[START]

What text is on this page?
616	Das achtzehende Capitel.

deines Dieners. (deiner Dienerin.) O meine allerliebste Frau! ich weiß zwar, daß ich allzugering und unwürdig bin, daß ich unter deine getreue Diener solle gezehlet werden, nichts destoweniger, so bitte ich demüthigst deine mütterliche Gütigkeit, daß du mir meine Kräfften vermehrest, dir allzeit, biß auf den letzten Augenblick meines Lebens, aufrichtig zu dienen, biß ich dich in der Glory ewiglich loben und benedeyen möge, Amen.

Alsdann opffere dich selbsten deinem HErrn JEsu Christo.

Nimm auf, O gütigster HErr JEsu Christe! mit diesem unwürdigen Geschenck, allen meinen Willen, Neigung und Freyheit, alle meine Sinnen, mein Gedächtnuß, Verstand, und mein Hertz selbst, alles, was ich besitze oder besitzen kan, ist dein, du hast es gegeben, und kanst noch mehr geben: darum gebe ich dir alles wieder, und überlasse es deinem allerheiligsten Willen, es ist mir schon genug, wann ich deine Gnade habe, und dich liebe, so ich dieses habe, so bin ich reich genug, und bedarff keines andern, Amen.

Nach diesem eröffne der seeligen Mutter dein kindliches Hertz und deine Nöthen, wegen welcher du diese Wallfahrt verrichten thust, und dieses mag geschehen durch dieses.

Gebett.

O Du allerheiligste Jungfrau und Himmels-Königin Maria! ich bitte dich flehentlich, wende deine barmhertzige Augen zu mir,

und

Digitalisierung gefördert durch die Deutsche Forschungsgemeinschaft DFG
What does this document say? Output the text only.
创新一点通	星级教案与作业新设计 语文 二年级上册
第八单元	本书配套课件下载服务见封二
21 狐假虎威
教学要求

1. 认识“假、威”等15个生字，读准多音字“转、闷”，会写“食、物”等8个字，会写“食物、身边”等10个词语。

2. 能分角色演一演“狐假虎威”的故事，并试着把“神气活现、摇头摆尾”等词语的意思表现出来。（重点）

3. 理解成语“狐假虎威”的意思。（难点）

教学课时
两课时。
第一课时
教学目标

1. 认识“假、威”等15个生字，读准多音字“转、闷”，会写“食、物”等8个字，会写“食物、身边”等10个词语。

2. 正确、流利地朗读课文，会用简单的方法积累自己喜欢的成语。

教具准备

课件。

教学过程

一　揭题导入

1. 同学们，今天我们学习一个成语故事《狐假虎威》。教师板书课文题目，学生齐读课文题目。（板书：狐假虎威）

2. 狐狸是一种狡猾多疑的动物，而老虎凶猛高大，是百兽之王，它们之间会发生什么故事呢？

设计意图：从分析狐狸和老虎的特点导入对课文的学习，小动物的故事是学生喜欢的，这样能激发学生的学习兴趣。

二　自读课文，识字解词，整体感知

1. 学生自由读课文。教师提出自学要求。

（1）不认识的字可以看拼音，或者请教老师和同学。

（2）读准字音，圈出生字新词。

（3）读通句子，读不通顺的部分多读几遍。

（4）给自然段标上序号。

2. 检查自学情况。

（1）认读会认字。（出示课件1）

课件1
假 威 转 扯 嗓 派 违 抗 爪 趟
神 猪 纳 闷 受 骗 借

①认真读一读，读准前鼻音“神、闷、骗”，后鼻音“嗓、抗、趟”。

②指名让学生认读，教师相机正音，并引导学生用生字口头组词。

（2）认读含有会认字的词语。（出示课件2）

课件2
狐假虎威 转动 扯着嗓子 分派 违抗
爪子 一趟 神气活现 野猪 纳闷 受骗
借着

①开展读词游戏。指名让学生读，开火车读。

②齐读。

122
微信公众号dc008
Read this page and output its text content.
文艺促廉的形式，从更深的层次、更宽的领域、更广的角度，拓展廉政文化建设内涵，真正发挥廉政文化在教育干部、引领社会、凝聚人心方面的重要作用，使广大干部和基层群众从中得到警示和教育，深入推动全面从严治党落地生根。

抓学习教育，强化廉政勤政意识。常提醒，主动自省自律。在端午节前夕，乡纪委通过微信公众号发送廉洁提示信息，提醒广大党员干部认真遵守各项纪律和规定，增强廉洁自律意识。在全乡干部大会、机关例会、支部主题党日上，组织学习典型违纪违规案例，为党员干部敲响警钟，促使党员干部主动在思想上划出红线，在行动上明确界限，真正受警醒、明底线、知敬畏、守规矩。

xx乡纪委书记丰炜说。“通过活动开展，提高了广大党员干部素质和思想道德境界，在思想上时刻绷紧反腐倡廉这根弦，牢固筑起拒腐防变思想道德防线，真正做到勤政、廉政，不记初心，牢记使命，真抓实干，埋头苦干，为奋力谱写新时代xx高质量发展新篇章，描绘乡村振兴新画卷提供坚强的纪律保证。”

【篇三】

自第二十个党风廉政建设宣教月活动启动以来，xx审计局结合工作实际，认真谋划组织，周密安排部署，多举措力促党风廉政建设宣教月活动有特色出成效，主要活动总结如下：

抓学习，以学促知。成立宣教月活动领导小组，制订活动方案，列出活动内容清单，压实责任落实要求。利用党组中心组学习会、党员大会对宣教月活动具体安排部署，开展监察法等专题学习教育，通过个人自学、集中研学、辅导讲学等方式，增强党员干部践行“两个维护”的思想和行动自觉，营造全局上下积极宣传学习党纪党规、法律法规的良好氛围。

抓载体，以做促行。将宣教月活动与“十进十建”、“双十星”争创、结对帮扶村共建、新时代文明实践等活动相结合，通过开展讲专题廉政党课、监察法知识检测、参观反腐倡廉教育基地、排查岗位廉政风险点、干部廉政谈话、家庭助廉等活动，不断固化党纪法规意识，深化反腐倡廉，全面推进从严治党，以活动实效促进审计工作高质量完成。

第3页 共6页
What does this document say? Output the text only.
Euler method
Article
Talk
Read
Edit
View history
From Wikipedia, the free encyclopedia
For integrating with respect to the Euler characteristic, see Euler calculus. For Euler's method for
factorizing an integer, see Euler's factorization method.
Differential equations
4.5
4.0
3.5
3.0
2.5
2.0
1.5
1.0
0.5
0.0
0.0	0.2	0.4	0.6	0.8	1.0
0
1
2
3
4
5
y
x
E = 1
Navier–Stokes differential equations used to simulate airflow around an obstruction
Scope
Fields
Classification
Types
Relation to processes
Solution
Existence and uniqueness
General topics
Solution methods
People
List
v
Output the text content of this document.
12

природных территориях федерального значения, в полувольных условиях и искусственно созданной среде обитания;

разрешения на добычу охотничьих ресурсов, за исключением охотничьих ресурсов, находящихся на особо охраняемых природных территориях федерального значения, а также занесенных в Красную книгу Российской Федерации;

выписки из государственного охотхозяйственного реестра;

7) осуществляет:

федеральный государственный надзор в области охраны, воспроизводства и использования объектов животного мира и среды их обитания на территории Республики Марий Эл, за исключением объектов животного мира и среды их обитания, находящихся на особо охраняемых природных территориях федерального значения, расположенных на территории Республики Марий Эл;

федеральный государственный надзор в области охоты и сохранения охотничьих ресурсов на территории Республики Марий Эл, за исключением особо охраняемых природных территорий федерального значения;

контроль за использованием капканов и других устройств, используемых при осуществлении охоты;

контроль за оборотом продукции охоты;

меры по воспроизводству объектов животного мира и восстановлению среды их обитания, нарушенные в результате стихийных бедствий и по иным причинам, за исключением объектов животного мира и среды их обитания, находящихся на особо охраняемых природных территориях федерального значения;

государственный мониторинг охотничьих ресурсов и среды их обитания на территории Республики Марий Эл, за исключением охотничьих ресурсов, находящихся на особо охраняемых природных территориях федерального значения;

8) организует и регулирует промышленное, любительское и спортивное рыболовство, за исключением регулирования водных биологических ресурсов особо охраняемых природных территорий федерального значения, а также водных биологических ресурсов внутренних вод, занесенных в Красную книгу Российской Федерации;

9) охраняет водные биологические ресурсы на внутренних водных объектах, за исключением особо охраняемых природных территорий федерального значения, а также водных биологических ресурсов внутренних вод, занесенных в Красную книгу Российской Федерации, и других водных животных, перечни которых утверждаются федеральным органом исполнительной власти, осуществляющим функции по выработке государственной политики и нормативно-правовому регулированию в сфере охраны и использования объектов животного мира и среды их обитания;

[END]

**REQUIRED TASK:** Take every line that includes the string "среды" and copy it.

**WRITTEN ANSWER:**
федеральный государственный надзор в области охраны, воспроизводства и использования объектов животного мира и среды их обитания на территории Республики Марий Эл, за исключением объектов животного мира и среды их обитания, находящихся на особо охраняемых природных территориях федерального значения, расположенных на территории Республики Марий Эл;
меры по воспроизводству объектов животного мира и восстановлению среды их обитания, нарушенные в результате стихийных бедствий и по иным причинам, за исключением объектов животного мира и среды их обитания, находящихся на особо охраняемых природных территориях федерального значения;
государственный мониторинг охотничьих ресурсов и среды их обитания на территории Республики Марий Эл, за исключением охотничьих ресурсов, находящихся на особо охраняемых природных территориях федерального значения;
9) охраняет водные биологические ресурсы на внутренних водных объектах, за исключением особо охраняемых природных территорий федерального значения, а также водных биологических ресурсов внутренних вод, занесенных в Красную книгу Российской Федерации, и других водных животных, перечни которых утверждаются федеральным органом исполнительной власти, осуществляющим функции по выработке государственной политики и нормативно-правовому регулированию в сфере охраны и использования объектов животного мира и среды их обитания;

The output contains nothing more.